Extract:
SOURCE: Boston Micromachines

June 24, 2009 11:30 ET

Boston Micromachines Deformable Mirror Used in Subaru Observatory Extreme Adaptive Optics Project

Subaru Coronagraphic Extreme-AO Project Uses MEMS Deformable Mirror in Direct Imaging Technique

CAMBRIDGE, MA--(Marketwire - June 24, 2009) - Boston Micromachines Corporation, a leading provider of MEMS-based deformable mirror (DM) products for adaptive optics systems, announced today that its Kilo-DM is being used in the Subaru Coronagraphic Extreme-AO project (SCExAO) in a direct imaging technique in the search for extrasolar planets. This system, which is aimed at imaging faint planets around stars, is currently under assembly and slated for on sky use in 2010.

The SCExAO system combines Boston Micromachines' Kilo-DM, a 1020-actuator MEMS deformable mirror for high accuracy wavefront correction and a high performance Phase Induced Amplitude Apodization (PIAA) coronagraph. SCExAO's goal is to view planets much fainter and closer to their stars than possible with current techniques. The foremost limit in current adaptive optics systems is the difficulty in determining the difference between a planet image and "speckles" which are actually starlight scattered across the image because of small residual wavefront error.

"The Kilo-DM enables us to actively test if light is starlight speckles or a real planet, using the fundamental property that starlight interferes with speckles, but planet light will not," said Olivier Guyon, astronomer at the Subaru Observatory and the University of Arizona. "With its high number of actuators, the Kilo-DM gives us the ability to rapidly modulate the wavefront in a way which tests, for each point in the image, if the light we are seeing is starlight or planet light. Laboratory tests have validated this new technique. We can measure speckles almost a billion times fainter than the central source."

Listed records:

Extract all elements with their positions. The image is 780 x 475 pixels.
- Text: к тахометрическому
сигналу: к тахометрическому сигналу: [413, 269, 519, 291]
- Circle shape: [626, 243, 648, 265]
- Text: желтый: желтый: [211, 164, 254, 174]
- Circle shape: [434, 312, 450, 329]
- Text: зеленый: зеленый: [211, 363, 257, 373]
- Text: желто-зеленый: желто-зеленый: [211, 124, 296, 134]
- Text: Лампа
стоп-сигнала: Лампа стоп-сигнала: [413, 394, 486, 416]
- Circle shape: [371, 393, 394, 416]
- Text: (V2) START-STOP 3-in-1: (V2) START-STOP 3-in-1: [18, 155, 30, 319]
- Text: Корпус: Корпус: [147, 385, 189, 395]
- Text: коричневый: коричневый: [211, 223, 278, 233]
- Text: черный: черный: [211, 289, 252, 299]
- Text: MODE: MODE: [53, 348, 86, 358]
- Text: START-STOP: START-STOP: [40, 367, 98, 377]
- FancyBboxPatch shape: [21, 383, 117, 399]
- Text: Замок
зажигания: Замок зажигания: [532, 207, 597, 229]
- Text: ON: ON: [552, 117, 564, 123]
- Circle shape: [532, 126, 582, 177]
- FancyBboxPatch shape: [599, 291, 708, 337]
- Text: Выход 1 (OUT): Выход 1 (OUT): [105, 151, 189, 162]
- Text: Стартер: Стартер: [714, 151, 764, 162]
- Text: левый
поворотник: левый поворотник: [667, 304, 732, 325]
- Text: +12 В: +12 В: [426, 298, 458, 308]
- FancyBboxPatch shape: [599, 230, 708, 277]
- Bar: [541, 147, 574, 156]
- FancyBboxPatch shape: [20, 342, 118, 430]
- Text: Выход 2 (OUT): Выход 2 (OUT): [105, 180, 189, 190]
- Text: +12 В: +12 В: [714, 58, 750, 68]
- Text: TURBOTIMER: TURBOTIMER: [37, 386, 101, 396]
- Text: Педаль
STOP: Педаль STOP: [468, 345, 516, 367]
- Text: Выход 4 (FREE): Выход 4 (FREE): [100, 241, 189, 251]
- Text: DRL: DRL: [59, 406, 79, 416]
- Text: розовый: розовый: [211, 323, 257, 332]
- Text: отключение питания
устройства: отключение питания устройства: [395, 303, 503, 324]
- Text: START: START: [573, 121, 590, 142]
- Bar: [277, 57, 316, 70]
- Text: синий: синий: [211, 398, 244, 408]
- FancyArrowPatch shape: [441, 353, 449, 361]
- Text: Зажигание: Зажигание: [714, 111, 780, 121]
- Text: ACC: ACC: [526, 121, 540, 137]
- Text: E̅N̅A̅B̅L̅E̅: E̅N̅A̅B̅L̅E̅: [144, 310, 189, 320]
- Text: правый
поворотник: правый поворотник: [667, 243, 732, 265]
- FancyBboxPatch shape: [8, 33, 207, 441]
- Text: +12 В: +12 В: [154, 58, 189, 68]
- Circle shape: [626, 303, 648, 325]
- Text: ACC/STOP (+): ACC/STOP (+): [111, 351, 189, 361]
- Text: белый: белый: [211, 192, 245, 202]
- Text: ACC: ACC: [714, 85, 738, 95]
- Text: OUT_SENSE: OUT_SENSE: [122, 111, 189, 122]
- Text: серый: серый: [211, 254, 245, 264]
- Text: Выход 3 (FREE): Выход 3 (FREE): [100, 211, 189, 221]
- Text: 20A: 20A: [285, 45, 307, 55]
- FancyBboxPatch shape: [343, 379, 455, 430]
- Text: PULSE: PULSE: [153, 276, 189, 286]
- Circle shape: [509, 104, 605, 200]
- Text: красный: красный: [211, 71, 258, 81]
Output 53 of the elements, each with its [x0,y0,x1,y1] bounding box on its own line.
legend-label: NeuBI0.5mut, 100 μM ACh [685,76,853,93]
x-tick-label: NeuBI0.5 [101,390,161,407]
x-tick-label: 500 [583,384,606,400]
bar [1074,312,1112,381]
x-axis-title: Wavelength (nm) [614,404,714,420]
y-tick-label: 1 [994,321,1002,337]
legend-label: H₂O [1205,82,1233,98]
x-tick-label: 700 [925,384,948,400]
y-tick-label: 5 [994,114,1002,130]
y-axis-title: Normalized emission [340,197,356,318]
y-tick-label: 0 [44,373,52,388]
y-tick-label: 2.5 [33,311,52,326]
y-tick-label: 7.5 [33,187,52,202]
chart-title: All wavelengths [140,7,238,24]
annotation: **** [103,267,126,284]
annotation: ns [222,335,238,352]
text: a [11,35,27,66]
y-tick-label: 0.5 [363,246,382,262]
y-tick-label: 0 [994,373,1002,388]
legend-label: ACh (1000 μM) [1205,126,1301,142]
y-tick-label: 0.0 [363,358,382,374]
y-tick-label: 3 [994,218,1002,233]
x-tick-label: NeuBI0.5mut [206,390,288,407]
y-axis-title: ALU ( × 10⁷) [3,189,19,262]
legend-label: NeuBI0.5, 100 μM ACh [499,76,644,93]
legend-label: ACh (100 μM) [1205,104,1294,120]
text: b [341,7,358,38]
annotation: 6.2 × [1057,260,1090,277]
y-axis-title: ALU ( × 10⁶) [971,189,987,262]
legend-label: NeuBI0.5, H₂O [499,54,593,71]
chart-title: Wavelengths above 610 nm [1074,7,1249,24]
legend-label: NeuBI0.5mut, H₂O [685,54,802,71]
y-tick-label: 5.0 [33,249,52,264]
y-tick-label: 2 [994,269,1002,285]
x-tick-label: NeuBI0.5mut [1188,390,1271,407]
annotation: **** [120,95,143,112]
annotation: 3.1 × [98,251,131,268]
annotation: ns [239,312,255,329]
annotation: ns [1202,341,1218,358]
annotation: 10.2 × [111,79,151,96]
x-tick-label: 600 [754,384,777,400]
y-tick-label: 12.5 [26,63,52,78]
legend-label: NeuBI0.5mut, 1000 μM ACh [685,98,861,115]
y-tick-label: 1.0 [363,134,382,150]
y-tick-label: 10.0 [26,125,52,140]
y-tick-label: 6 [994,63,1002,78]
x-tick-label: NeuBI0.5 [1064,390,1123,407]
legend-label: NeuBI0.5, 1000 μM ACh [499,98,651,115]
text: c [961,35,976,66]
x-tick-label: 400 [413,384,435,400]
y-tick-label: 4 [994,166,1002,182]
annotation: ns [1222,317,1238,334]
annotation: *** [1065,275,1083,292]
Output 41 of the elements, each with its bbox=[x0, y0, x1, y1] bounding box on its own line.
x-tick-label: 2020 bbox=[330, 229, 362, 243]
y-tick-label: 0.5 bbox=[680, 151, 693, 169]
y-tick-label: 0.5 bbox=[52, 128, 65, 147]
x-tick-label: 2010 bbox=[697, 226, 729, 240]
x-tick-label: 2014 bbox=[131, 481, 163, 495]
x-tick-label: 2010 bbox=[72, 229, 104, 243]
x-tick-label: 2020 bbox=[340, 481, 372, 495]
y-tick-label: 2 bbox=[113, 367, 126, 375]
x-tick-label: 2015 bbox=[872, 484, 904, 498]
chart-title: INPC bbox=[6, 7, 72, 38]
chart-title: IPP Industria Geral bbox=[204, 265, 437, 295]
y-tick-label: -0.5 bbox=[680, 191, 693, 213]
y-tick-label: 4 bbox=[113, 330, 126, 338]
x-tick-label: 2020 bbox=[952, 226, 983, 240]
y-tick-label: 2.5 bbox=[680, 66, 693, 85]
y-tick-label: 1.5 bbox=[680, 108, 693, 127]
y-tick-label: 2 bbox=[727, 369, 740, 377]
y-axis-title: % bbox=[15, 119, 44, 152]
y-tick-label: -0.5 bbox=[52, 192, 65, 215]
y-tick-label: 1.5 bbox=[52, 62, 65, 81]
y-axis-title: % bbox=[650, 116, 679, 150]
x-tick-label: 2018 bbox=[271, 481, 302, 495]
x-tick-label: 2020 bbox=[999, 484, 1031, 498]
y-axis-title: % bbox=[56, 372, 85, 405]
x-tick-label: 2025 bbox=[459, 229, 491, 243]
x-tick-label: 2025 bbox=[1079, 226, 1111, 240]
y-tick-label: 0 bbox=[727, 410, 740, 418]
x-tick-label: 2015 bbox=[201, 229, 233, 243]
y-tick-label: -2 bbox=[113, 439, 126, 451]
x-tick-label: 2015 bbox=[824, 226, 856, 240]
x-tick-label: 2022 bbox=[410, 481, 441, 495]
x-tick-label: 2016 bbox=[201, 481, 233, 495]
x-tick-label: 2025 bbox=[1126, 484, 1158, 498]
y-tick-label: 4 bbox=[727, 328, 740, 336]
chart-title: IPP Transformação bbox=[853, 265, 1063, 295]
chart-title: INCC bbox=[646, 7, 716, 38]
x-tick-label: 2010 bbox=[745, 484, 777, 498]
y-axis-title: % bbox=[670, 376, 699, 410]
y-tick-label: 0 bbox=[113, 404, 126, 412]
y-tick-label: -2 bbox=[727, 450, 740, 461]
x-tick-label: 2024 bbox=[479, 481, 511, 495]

Tasks to carry out:
**A.** In the press release about the Subaru extreme adaptive optics project, how many actuators does the Kilo-DM have?
**B.** Continue the press release about the Subaru extreme adaptive optics project, starting after its last sentence.

Task-by-task results:
**A.** The Kilo-DM has 1020 actuators.

**B.**
"The discovery of extrasolar planets is an exciting field and we are happy that the excellent team at the Subaru Observatory has selected our mirrors for use in their system," said Paul Bierden, president and CEO of Boston Micromachines. "I believe that our deformable mirrors can be an enabling technology to help meet the challenging requirements of astronomical research."

Work is also underway with the University of Arizona to use the same technique on the Large Binocular Telescope and discussions are in process for high performance exoplanet imagers on future Extremely Large Telescopes.

The Kilo-DM is an enabling component for high spatial resolution wavefront control. It offers 1020 actuators in a 32x32 array, with clear aperture of 9.3 mm with 1.5 microns of deflection making it ideal for challenging applications. The systems include a deformable mirror, high speed controller, mirror interface, and high-density electrical interconnects.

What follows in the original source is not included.